[Start Data extract]

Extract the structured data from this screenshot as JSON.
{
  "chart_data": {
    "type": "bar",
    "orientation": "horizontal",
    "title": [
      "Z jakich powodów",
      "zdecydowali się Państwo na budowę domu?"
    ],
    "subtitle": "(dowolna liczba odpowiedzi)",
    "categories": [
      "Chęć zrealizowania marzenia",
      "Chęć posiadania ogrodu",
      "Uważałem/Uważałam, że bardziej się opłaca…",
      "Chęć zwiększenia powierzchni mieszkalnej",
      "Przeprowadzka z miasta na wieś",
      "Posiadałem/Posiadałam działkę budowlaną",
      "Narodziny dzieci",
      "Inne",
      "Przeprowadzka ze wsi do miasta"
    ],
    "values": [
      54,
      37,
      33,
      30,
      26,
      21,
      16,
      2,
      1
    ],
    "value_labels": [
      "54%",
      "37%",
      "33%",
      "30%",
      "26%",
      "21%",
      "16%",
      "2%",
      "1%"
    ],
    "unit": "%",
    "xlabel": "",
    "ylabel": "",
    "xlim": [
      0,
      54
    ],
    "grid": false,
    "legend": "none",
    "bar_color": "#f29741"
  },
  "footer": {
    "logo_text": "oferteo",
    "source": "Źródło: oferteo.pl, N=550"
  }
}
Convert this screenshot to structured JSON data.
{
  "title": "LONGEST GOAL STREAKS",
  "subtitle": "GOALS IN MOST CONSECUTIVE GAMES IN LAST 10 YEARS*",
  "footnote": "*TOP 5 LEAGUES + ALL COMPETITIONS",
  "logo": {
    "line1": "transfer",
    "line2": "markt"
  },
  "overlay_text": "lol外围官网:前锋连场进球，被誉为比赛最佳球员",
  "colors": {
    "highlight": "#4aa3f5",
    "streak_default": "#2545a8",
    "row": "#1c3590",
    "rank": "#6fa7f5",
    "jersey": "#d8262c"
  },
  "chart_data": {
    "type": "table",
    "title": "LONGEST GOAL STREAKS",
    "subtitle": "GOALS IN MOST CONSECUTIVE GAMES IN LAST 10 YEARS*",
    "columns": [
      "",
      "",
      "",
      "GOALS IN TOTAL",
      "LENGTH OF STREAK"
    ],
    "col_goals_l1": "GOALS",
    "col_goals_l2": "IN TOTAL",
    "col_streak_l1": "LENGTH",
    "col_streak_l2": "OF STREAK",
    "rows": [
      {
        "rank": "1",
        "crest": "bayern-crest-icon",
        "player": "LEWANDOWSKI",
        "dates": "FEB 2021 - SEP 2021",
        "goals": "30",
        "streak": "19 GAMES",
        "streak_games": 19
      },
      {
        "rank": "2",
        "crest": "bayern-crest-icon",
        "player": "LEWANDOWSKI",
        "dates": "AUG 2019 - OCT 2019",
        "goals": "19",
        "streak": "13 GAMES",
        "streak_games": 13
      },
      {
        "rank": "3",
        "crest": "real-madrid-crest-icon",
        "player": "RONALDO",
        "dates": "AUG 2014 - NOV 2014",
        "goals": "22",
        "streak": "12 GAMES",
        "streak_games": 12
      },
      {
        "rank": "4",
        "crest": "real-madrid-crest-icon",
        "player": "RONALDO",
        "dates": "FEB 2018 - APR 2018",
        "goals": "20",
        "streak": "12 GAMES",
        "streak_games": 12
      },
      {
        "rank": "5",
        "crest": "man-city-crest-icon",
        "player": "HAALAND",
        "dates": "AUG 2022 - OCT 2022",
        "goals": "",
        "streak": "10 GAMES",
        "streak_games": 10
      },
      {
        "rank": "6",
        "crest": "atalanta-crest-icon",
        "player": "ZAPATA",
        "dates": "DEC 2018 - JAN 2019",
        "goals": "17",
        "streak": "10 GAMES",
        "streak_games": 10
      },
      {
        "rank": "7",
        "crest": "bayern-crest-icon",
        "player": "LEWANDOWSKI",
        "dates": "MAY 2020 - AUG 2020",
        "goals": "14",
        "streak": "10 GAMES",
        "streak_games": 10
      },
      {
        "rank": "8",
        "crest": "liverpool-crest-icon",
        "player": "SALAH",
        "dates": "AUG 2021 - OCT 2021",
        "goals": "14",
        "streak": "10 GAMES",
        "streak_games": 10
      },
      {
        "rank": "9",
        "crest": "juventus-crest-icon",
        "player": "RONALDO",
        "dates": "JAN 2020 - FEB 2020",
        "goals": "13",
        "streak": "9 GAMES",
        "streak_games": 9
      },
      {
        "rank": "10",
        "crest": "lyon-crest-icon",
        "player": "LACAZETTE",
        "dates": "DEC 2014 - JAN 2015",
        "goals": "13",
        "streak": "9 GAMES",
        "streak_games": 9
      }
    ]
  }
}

[End Data extract]

§ Exercise goal: Pick out the lines containing the string "icon" and show them.

§ Written answer:
        "crest": "bayern-crest-icon",
        "crest": "bayern-crest-icon",
        "crest": "real-madrid-crest-icon",
        "crest": "real-madrid-crest-icon",
        "crest": "man-city-crest-icon",
        "crest": "atalanta-crest-icon",
        "crest": "bayern-crest-icon",
        "crest": "liverpool-crest-icon",
        "crest": "juventus-crest-icon",
        "crest": "lyon-crest-icon",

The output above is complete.